Data entries |
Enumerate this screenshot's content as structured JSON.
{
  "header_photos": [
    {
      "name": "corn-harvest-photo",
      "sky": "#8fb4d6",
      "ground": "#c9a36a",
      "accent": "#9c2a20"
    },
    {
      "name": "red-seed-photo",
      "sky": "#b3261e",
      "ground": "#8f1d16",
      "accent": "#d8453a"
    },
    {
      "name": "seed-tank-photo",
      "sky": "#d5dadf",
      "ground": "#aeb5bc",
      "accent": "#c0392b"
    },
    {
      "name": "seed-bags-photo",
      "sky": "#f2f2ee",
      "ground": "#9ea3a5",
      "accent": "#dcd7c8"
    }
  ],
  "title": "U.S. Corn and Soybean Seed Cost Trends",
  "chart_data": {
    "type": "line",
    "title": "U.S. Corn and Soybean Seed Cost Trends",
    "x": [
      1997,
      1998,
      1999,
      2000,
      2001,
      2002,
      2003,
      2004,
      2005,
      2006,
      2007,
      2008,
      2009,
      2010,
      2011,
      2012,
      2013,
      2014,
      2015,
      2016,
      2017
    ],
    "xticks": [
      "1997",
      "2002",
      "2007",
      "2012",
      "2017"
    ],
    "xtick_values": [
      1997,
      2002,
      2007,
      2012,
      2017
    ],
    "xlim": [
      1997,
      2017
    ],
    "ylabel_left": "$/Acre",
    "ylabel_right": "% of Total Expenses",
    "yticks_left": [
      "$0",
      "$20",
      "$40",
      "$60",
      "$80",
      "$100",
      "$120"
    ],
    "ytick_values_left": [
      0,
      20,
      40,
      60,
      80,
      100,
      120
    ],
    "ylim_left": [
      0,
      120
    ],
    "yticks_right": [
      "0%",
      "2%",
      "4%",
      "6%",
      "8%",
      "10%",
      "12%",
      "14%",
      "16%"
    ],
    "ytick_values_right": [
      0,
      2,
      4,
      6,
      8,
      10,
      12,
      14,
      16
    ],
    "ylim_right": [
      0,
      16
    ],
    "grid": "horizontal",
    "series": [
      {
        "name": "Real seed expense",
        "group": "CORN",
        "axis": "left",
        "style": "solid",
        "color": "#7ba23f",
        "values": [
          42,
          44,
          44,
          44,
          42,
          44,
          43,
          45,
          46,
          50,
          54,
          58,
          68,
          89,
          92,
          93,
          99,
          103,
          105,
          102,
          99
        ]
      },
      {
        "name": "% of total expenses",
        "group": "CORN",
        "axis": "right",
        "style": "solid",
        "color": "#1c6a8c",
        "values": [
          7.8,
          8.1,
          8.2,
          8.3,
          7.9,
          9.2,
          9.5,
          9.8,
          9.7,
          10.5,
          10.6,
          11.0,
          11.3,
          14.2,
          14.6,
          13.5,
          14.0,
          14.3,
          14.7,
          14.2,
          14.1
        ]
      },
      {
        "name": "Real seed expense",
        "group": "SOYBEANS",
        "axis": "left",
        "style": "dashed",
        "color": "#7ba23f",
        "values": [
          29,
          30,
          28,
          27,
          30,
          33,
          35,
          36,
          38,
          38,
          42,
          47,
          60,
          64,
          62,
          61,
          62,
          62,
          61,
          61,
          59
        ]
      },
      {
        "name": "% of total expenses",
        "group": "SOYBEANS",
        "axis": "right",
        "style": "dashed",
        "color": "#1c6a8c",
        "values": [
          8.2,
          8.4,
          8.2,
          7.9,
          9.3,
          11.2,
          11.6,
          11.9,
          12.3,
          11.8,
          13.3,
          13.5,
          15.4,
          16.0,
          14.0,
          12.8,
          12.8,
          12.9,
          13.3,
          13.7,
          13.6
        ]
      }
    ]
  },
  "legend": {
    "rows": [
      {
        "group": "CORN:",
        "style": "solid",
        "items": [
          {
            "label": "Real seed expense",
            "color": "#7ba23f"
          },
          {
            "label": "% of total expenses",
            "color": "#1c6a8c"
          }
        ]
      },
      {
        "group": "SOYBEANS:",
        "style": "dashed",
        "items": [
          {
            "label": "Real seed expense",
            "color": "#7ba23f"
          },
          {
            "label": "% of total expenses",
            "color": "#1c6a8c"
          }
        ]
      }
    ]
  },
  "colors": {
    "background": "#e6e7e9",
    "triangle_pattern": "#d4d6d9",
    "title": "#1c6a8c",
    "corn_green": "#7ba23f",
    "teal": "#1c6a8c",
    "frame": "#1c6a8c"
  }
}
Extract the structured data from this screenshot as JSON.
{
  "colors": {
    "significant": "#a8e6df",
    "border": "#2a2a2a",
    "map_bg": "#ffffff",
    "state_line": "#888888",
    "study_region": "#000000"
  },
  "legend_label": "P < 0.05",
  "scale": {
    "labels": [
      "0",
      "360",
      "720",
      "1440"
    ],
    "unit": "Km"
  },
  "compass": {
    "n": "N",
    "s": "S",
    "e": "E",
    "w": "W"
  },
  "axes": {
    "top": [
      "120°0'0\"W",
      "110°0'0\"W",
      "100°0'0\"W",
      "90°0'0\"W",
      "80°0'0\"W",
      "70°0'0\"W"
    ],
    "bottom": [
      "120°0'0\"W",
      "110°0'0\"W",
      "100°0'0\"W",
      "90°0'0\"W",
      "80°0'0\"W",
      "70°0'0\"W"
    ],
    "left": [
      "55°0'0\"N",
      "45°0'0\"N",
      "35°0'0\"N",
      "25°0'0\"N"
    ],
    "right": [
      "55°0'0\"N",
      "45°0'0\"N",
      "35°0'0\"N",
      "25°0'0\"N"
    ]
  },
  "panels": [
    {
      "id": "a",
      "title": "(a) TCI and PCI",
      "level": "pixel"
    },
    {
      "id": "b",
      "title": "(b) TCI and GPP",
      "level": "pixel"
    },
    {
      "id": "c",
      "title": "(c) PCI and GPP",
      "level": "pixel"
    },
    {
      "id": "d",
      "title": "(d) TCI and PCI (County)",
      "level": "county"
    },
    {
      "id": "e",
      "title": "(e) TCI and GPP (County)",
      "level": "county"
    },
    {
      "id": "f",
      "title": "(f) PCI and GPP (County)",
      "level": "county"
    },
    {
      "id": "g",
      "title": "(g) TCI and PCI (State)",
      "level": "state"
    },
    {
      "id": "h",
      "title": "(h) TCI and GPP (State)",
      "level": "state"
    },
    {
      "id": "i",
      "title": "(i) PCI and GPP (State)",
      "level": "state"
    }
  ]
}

Given instruction | Every line of the records above needs to be given again exactly.

Solution to this exercise |
Enumerate this screenshot's content as structured JSON.
{
  "header_photos": [
    {
      "name": "corn-harvest-photo",
      "sky": "#8fb4d6",
      "ground": "#c9a36a",
      "accent": "#9c2a20"
    },
    {
      "name": "red-seed-photo",
      "sky": "#b3261e",
      "ground": "#8f1d16",
      "accent": "#d8453a"
    },
    {
      "name": "seed-tank-photo",
      "sky": "#d5dadf",
      "ground": "#aeb5bc",
      "accent": "#c0392b"
    },
    {
      "name": "seed-bags-photo",
      "sky": "#f2f2ee",
      "ground": "#9ea3a5",
      "accent": "#dcd7c8"
    }
  ],
  "title": "U.S. Corn and Soybean Seed Cost Trends",
  "chart_data": {
    "type": "line",
    "title": "U.S. Corn and Soybean Seed Cost Trends",
    "x": [
      1997,
      1998,
      1999,
      2000,
      2001,
      2002,
      2003,
      2004,
      2005,
      2006,
      2007,
      2008,
      2009,
      2010,
      2011,
      2012,
      2013,
      2014,
      2015,
      2016,
      2017
    ],
    "xticks": [
      "1997",
      "2002",
      "2007",
      "2012",
      "2017"
    ],
    "xtick_values": [
      1997,
      2002,
      2007,
      2012,
      2017
    ],
    "xlim": [
      1997,
      2017
    ],
    "ylabel_left": "$/Acre",
    "ylabel_right": "% of Total Expenses",
    "yticks_left": [
      "$0",
      "$20",
      "$40",
      "$60",
      "$80",
      "$100",
      "$120"
    ],
    "ytick_values_left": [
      0,
      20,
      40,
      60,
      80,
      100,
      120
    ],
    "ylim_left": [
      0,
      120
    ],
    "yticks_right": [
      "0%",
      "2%",
      "4%",
      "6%",
      "8%",
      "10%",
      "12%",
      "14%",
      "16%"
    ],
    "ytick_values_right": [
      0,
      2,
      4,
      6,
      8,
      10,
      12,
      14,
      16
    ],
    "ylim_right": [
      0,
      16
    ],
    "grid": "horizontal",
    "series": [
      {
        "name": "Real seed expense",
        "group": "CORN",
        "axis": "left",
        "style": "solid",
        "color": "#7ba23f",
        "values": [
          42,
          44,
          44,
          44,
          42,
          44,
          43,
          45,
          46,
          50,
          54,
          58,
          68,
          89,
          92,
          93,
          99,
          103,
          105,
          102,
          99
        ]
      },
      {
        "name": "% of total expenses",
        "group": "CORN",
        "axis": "right",
        "style": "solid",
        "color": "#1c6a8c",
        "values": [
          7.8,
          8.1,
          8.2,
          8.3,
          7.9,
          9.2,
          9.5,
          9.8,
          9.7,
          10.5,
          10.6,
          11.0,
          11.3,
          14.2,
          14.6,
          13.5,
          14.0,
          14.3,
          14.7,
          14.2,
          14.1
        ]
      },
      {
        "name": "Real seed expense",
        "group": "SOYBEANS",
        "axis": "left",
        "style": "dashed",
        "color": "#7ba23f",
        "values": [
          29,
          30,
          28,
          27,
          30,
          33,
          35,
          36,
          38,
          38,
          42,
          47,
          60,
          64,
          62,
          61,
          62,
          62,
          61,
          61,
          59
        ]
      },
      {
        "name": "% of total expenses",
        "group": "SOYBEANS",
        "axis": "right",
        "style": "dashed",
        "color": "#1c6a8c",
        "values": [
          8.2,
          8.4,
          8.2,
          7.9,
          9.3,
          11.2,
          11.6,
          11.9,
          12.3,
          11.8,
          13.3,
          13.5,
          15.4,
          16.0,
          14.0,
          12.8,
          12.8,
          12.9,
          13.3,
          13.7,
          13.6
        ]
      }
    ]
  },
  "legend": {
    "rows": [
      {
        "group": "CORN:",
        "style": "solid",
        "items": [
          {
            "label": "Real seed expense",
            "color": "#7ba23f"
          },
          {
            "label": "% of total expenses",
            "color": "#1c6a8c"
          }
        ]
      },
      {
        "group": "SOYBEANS:",
        "style": "dashed",
        "items": [
          {
            "label": "Real seed expense",
            "color": "#7ba23f"
          },
          {
            "label": "% of total expenses",
            "color": "#1c6a8c"
          }
        ]
      }
    ]
  },
  "colors": {
    "background": "#e6e7e9",
    "triangle_pattern": "#d4d6d9",
    "title": "#1c6a8c",
    "corn_green": "#7ba23f",
    "teal": "#1c6a8c",
    "frame": "#1c6a8c"
  }
}
Extract the structured data from this screenshot as JSON.
{
  "colors": {
    "significant": "#a8e6df",
    "border": "#2a2a2a",
    "map_bg": "#ffffff",
    "state_line": "#888888",
    "study_region": "#000000"
  },
  "legend_label": "P < 0.05",
  "scale": {
    "labels": [
      "0",
      "360",
      "720",
      "1440"
    ],
    "unit": "Km"
  },
  "compass": {
    "n": "N",
    "s": "S",
    "e": "E",
    "w": "W"
  },
  "axes": {
    "top": [
      "120°0'0\"W",
      "110°0'0\"W",
      "100°0'0\"W",
      "90°0'0\"W",
      "80°0'0\"W",
      "70°0'0\"W"
    ],
    "bottom": [
      "120°0'0\"W",
      "110°0'0\"W",
      "100°0'0\"W",
      "90°0'0\"W",
      "80°0'0\"W",
      "70°0'0\"W"
    ],
    "left": [
      "55°0'0\"N",
      "45°0'0\"N",
      "35°0'0\"N",
      "25°0'0\"N"
    ],
    "right": [
      "55°0'0\"N",
      "45°0'0\"N",
      "35°0'0\"N",
      "25°0'0\"N"
    ]
  },
  "panels": [
    {
      "id": "a",
      "title": "(a) TCI and PCI",
      "level": "pixel"
    },
    {
      "id": "b",
      "title": "(b) TCI and GPP",
      "level": "pixel"
    },
    {
      "id": "c",
      "title": "(c) PCI and GPP",
      "level": "pixel"
    },
    {
      "id": "d",
      "title": "(d) TCI and PCI (County)",
      "level": "county"
    },
    {
      "id": "e",
      "title": "(e) TCI and GPP (County)",
      "level": "county"
    },
    {
      "id": "f",
      "title": "(f) PCI and GPP (County)",
      "level": "county"
    },
    {
      "id": "g",
      "title": "(g) TCI and PCI (State)",
      "level": "state"
    },
    {
      "id": "h",
      "title": "(h) TCI and GPP (State)",
      "level": "state"
    },
    {
      "id": "i",
      "title": "(i) PCI and GPP (State)",
      "level": "state"
    }
  ]
}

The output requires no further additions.